Kahira (Cressida) I think was least well served by the translation out of English, as she’s the character with the least straightforward motivations, whom detailed dialogue would have helped the most. Her initiating a sexual relationship with Taiomete (Diomedes) seemed to be played fairly straight: she used to fancy Toroihi (Troilus), she feels a bit bad about it but now she fancies Taiomete. It didn’t translate strongly how, as a single woman in an enemy war camp, Kahira needed to come under someone’s protection or be at omnipresent risk of sexual assault – although the scene where all the Kariki men forcibly kiss her had a few flashes of this, particularly with Aikiri (Achilles). However, the sexual danger that drives her to Taiomete didn’t come across to me.

Herena (Helen) was intriguingly wearing a European-inspired dress: a backlaced corset-ish red top made from indigenous fibers, and what looked like a cream satin off-the-shoulder dress. (It’s not pictured in the press photo above, but you can glimpse it in the background of the photo below.) I don’t know that it was explicitly intended to evoke colonialism (mostly because I don’t like it when all indigenous or post-colonial narratives boil down to And Then Whitey Came And Ruined Everything – although it is an important story, it’s also important to have indigenous stories that don’t revolve around Whitey because Whitey is not the centre of the universe and Brown People have their own stories too. Even when those stories are translations of Classical Whitey performed for an audience of English-speaking tourists. I think). Instead it was an effective visual reminder that she’s not one of ours – That Girl Is Trouble.

Kerenga (Cassandra) was tremendous: at first I thought she was Hecuba, she looked so regal. She had a glorious full voice, and chanted all her prophecies as a musician played a flute behind her. The effect was exactly right: eerie and elemental, with a side of “who is that mad woman, and when will she stop going on about whatever it is?”

§ **DATASET ENTRIES**:
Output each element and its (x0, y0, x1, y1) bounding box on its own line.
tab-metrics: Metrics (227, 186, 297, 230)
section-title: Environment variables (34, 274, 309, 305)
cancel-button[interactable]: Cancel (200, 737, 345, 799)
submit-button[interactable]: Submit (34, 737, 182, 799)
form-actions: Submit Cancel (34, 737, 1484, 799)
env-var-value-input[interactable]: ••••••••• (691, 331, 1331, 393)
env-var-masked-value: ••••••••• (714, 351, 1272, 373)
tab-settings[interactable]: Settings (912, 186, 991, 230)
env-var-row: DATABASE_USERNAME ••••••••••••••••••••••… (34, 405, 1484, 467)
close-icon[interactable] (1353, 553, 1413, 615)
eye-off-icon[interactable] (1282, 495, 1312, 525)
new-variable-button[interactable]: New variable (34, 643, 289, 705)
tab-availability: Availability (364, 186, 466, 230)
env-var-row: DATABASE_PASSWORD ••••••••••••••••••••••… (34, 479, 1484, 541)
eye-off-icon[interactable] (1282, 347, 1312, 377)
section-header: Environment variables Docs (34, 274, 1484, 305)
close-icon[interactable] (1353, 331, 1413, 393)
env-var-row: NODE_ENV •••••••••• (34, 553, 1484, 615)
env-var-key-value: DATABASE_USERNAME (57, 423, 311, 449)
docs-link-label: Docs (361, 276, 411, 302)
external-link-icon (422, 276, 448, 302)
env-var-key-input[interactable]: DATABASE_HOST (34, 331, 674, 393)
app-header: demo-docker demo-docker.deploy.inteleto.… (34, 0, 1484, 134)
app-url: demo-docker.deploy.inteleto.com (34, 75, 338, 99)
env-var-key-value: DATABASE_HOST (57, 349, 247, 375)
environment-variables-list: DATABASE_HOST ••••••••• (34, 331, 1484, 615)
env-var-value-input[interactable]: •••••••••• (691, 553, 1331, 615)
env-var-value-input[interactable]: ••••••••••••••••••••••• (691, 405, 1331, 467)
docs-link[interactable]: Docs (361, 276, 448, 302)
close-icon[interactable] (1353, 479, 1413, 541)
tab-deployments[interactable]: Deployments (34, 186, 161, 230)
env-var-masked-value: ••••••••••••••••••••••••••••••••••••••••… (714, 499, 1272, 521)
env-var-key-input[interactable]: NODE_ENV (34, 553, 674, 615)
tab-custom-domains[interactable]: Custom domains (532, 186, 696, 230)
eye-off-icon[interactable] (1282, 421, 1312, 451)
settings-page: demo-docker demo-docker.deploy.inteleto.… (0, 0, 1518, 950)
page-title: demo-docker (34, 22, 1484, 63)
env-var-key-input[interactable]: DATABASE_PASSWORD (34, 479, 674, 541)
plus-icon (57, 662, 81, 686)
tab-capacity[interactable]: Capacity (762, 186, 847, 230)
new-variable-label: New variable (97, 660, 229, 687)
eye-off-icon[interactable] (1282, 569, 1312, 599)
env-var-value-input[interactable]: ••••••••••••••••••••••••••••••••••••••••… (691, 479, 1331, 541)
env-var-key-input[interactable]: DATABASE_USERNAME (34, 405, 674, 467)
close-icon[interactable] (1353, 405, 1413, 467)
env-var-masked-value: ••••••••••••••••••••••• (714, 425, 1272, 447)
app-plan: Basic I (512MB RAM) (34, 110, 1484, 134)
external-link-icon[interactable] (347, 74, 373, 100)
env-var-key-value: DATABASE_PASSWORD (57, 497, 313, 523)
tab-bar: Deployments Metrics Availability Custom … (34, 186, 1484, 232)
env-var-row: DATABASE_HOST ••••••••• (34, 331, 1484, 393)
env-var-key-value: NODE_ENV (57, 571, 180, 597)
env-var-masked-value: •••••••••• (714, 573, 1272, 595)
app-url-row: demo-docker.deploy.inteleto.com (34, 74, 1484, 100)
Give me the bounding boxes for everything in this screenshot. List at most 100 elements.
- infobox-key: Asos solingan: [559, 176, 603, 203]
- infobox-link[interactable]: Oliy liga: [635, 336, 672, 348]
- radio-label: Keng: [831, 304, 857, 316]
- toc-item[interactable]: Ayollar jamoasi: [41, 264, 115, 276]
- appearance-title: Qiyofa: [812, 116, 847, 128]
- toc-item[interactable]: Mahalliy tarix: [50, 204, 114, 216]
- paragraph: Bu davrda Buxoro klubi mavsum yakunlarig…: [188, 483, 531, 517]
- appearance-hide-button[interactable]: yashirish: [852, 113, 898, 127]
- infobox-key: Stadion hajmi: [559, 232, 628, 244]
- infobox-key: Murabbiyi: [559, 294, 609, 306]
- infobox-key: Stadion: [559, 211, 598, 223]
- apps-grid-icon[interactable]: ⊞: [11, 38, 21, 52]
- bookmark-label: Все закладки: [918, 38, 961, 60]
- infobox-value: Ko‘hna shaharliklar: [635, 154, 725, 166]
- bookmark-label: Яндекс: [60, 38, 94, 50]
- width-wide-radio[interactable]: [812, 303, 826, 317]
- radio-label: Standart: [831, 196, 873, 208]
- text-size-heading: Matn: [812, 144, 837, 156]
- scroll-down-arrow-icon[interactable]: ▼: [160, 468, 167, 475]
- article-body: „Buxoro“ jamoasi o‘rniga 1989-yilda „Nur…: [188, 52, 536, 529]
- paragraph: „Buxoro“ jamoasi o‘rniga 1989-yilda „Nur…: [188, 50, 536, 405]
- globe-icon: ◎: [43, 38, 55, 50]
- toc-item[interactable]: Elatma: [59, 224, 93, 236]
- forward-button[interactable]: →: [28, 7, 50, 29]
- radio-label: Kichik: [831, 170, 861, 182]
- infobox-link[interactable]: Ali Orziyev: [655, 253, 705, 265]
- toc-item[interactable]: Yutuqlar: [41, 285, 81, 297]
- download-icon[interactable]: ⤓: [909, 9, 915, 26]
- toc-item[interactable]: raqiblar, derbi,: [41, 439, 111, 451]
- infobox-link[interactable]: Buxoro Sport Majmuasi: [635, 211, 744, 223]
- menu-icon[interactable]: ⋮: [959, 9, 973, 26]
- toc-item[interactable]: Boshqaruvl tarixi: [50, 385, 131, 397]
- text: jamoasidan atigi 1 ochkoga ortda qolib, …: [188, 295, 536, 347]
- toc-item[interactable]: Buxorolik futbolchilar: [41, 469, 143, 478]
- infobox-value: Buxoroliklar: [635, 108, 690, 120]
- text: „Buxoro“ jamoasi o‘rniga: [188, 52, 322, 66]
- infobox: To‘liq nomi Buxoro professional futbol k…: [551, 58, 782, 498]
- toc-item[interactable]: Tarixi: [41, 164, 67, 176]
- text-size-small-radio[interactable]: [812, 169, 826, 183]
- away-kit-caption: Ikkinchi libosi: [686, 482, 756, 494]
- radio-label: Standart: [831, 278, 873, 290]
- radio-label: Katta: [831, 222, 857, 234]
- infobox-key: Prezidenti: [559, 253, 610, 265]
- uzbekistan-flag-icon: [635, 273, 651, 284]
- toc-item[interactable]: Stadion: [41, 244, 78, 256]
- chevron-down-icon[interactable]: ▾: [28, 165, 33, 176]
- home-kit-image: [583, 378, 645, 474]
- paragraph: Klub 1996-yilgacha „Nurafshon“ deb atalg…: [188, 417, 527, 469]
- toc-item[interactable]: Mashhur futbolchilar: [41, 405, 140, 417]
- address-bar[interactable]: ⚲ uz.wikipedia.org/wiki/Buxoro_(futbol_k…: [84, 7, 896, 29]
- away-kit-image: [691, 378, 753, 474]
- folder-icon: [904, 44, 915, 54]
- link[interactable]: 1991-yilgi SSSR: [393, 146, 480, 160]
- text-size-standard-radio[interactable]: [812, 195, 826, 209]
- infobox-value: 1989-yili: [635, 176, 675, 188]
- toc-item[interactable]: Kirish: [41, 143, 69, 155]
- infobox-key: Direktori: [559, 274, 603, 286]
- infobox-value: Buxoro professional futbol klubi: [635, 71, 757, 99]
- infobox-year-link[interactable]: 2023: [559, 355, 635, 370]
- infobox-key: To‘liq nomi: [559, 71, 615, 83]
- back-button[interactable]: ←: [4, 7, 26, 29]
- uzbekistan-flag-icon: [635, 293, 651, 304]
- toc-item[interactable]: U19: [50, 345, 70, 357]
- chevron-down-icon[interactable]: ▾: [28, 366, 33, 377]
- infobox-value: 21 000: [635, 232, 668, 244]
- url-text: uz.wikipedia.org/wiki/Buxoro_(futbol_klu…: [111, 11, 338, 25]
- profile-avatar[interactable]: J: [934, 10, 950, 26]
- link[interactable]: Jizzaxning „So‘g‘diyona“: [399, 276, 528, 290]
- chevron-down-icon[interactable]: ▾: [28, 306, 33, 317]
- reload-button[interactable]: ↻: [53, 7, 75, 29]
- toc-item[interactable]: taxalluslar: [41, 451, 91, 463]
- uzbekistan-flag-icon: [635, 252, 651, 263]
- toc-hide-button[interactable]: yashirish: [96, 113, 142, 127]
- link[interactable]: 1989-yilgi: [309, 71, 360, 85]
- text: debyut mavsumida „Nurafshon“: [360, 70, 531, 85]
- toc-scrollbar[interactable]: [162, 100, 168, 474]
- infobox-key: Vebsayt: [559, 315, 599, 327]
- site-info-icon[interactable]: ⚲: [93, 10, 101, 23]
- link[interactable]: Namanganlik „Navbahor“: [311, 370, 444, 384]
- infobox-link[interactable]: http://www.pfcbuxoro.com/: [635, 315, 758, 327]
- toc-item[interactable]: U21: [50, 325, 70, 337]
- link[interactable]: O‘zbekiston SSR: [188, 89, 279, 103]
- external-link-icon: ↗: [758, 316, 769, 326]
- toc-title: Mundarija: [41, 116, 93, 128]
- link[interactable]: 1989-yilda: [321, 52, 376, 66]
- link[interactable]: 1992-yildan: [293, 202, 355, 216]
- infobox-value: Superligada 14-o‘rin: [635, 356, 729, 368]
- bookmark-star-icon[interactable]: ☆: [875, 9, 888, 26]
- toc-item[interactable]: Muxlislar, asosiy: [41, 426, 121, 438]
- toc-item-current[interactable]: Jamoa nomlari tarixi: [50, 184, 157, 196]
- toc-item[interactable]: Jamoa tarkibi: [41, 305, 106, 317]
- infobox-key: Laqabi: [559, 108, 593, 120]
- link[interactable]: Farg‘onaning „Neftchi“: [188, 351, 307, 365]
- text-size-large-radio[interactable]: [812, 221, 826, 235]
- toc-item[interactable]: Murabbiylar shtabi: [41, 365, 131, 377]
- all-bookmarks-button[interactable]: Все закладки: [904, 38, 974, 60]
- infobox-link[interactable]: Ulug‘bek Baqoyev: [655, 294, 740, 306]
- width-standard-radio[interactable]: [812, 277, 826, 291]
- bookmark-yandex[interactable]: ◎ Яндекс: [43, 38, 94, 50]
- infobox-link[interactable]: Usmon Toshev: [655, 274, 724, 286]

§ **LIST OF TASKS**:
A. Summarize the performance review in two sentences.
B. In the performance review, what accompanied Kerenga (Cassandra) as she chanted her prophecies?
C. Continue the performance review from its final sentence.

§ **ANSWERS TO EACH TASK**:
A. Kahira (Cressida) was least well served by the translation out of English, and the sexual danger that drives her to Taiomete (Diomedes) did not come across. Herena's (Helen's) European-inspired dress was an effective visual reminder that she is not one of ours, and Kerenga (Cassandra) was tremendous, chanting her prophecies in a glorious full voice as a musician played a flute behind her.

B. A musician played a flute behind her.

C.
Aikiri, Toroihi, Parihi (Paris) and Hiakita (Hector) were extremely fanciable, as well they should be – I appreciated that Xavier Horan, who plays Hiakita, resembled Eric Bana, who played Hector in the not-as-dreadful-as-everyone-says 2004 film Troy. I thought Patokihi (Patroclus) just about won the camp-off between himself and Panatara (Pandarus, played by New Zealand favourite Rawiri Paratene), but it was a very close thing. And Urihi (Ulysses) and Akamemana (Agamemnon) successfully kept some of Shakespeare’s dullest scenes from being boring – a serious achievement in any language, never mind one most of the audience didn’t speak.
I also enjoyed watching a handful of New Zealanders in the groundlings’ yard (the actors’ friends? Random Kiwis who happened to know the moves?) performing the final haka, stamp for stamp, along with the cast.
Full marks to Ngakau Toa for an extremely enjoyable production of a play I don’t like very much.
I saw Globe to Globe’s Troilus and Cressida at Shakespeare’s Globe on April 23, 2012.
Other reviews:
It was a fantastic production, and if this theatre company hasn't been asked to perform again for a longer run, or across Europe, someone should do it, quickly.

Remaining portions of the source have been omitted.